# Assignment
Using the probe documentation below, decide whether each statement agrees with it, answering yes or no and quoting the deciding words. 1. The ssdp_search probe works on tun adapters. 2. ServiceProbe plugins have to be registered manually. 3. Replies to discovery probes go through a separate ingestion path.

# Exercise passage
Content starts
Probes are rate-limited with a configurable cooldown between repeat visits to the same endpoint.

Auto-Discovery

ServiceProbe plugins are automatically loaded from the plugins directory at startup -- no manual registration is needed. Each plugin declares the ports and protocols it handles, and the probe engine selects the appropriate plugin based on the target port and initial handshake bytes.


Discovery Probes

These lightweight probes use standard broadcast/multicast protocols to flush out devices that have not yet generated passive traffic:

Name Protocol Action Needs Layer 2?
arp_sweep ARP Transmits ARP who-has for every IP in the local subnet Yes
mdns_query mDNS Sends a PTR query for _services._dns-sd._udp.local to 224.0.0.251 Yes
dhcp_discover DHCP Broadcasts a DHCP Discover frame Yes
ssdp_search SSDP Sends an M-SEARCH to 239.255.255.250:1900 No
netbios_query NetBIOS Broadcasts a wildcard * name query Yes

Adapter Compatibility

  • Physical and tap adapters: All five probes are available (full Layer 2 access).
  • Tun adapters: Only ssdp_search works (Layer 3 multicast only; no broadcast framing).

Enabling and Running Probes

From the Console

probe list                             # enumerate available probes
probe status                           # show per-adapter probe state
probe enable tap0                      # activate probing (prints OPSEC warning)
probe disable tap0                     # revert to passive-only
probe run tap0 mdns_query              # execute one probe
probe run tap0 all                     # execute every compatible probe

From the React Dashboard

  1. Navigate to the Interfaces view.
  2. Select an adapter that is actively capturing.
  3. Switch its mode from "Passive" to "Probe".
  4. Open the probe selector and choose individual probes or "Run All".

Via the REST API

# Switch an adapter to probe mode
curl -k -X PUT https://localhost/api/interfaces/tap0/probe-mode \
  -H 'Content-Type: application/json' \
  -d '{"mode": "probe-enabled"}'

# Query which probes are supported on an adapter
curl -k https://localhost/api/interfaces/tap0/probe-status

# Trigger specific probes
curl -k -X POST https://localhost/api/interfaces/tap0/probe \
  -H 'Content-Type: application/json' \
  -d '{"probes": ["arp_sweep", "ssdp_search"]}'

# Trigger every compatible probe
curl -k -X POST https://localhost/api/interfaces/tap0/probe \
  -H 'Content-Type: application/json' \
  -d '{"probes": ["all"]}'

Response Processing

Replies to discovery probes arrive as ordinary network frames and flow through the same PARSER_CHAIN and ProcessorRegistry as passively captured traffic:

  • ARP replies enter parse_arp -> OUI processor -> new host in HostRepository
  • mDNS answers enter parse_mdns -> service classifier -> Evidence emitted
  • DHCP Offers enter parse_dhcpv4 -> Option 55/60 matchers -> OS/vendor Evidence
  • SSDP responses enter parse_ssdp -> server header parser -> device type Evidence
  • NetBIOS answers enter parse_llmnr_netbios -> hostname extractor -> Evidence

There is no separate ingestion path for probe responses. The probes simply inject stimulus that causes devices to reply, and those replies are handled by the standard pipeline.
Content ends
# Exercise data
Content starts
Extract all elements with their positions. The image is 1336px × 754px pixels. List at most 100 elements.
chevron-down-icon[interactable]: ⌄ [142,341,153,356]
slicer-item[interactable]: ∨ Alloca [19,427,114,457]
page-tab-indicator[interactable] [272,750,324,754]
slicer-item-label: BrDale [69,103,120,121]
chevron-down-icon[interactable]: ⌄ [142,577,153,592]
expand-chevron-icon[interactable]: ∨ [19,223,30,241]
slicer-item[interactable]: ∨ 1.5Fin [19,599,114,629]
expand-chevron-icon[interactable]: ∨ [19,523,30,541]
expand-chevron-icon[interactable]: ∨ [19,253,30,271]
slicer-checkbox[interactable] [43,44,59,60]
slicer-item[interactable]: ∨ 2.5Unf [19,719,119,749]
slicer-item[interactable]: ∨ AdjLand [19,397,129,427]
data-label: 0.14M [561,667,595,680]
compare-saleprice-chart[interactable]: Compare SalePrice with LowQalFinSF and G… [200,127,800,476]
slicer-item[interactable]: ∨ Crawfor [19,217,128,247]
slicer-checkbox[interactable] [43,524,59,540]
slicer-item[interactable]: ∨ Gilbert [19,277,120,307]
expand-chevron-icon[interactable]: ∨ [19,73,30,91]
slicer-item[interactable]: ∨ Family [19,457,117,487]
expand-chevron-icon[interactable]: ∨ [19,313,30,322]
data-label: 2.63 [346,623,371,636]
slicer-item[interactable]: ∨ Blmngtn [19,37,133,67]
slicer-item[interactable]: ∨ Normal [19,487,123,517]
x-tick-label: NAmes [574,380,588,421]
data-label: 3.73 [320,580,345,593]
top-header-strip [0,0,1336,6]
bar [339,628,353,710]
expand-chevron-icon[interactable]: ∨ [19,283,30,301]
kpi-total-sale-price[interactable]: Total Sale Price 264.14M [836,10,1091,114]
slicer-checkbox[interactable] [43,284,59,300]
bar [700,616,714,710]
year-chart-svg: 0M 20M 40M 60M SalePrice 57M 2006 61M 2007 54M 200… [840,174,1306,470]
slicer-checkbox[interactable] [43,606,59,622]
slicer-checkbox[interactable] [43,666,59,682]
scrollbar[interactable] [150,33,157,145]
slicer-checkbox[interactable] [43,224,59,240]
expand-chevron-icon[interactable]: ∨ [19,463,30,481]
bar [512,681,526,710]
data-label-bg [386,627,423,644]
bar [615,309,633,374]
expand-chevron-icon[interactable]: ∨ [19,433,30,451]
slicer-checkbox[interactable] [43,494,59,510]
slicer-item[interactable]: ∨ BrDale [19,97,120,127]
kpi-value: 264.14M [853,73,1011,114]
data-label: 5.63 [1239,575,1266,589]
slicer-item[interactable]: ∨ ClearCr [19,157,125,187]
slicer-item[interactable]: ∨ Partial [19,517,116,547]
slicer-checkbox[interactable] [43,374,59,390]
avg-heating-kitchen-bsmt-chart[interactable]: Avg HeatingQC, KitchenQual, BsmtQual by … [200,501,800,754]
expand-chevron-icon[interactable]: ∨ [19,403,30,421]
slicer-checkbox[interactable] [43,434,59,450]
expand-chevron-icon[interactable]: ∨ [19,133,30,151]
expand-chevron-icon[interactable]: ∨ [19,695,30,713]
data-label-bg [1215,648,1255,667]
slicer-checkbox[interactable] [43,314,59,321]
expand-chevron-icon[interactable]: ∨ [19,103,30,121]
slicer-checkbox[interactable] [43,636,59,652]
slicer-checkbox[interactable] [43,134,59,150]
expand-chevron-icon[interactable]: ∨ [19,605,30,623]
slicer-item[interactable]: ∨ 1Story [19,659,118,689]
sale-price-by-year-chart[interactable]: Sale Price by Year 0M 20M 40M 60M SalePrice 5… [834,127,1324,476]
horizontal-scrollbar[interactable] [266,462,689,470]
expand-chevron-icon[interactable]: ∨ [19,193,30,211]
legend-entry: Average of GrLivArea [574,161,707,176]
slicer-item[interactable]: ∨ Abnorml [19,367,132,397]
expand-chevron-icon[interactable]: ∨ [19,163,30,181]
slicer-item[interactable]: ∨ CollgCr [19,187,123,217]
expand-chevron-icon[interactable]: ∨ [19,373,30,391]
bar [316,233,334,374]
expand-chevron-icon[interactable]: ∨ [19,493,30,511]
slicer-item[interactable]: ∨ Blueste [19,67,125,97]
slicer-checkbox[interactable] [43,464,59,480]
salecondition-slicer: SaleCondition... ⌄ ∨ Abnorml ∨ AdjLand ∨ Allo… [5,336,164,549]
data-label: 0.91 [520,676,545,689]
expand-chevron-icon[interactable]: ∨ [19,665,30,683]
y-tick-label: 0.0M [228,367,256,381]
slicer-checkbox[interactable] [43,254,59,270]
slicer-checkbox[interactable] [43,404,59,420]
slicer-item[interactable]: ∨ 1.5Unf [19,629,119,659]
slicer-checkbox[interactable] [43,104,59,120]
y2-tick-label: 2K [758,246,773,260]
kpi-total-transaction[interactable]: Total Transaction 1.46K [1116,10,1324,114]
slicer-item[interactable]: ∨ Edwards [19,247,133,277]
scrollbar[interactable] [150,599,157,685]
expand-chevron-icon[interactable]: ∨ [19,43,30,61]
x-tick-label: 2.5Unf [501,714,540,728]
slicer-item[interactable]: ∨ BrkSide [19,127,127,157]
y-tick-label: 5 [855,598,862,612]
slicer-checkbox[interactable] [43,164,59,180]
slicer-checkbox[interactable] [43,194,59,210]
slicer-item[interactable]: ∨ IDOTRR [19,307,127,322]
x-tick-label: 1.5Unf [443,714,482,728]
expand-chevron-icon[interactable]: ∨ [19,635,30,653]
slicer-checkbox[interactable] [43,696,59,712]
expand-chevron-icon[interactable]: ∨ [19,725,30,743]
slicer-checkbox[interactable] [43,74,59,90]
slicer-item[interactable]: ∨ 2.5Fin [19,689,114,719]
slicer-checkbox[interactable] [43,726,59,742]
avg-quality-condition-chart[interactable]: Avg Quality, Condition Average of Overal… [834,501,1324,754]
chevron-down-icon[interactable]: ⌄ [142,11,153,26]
Content ends
# Written answer
1. Yes: "Tun adapters: Only ssdp_search works"
2. No: "no manual registration is needed"
3. No: "There is no separate ingestion path for probe responses."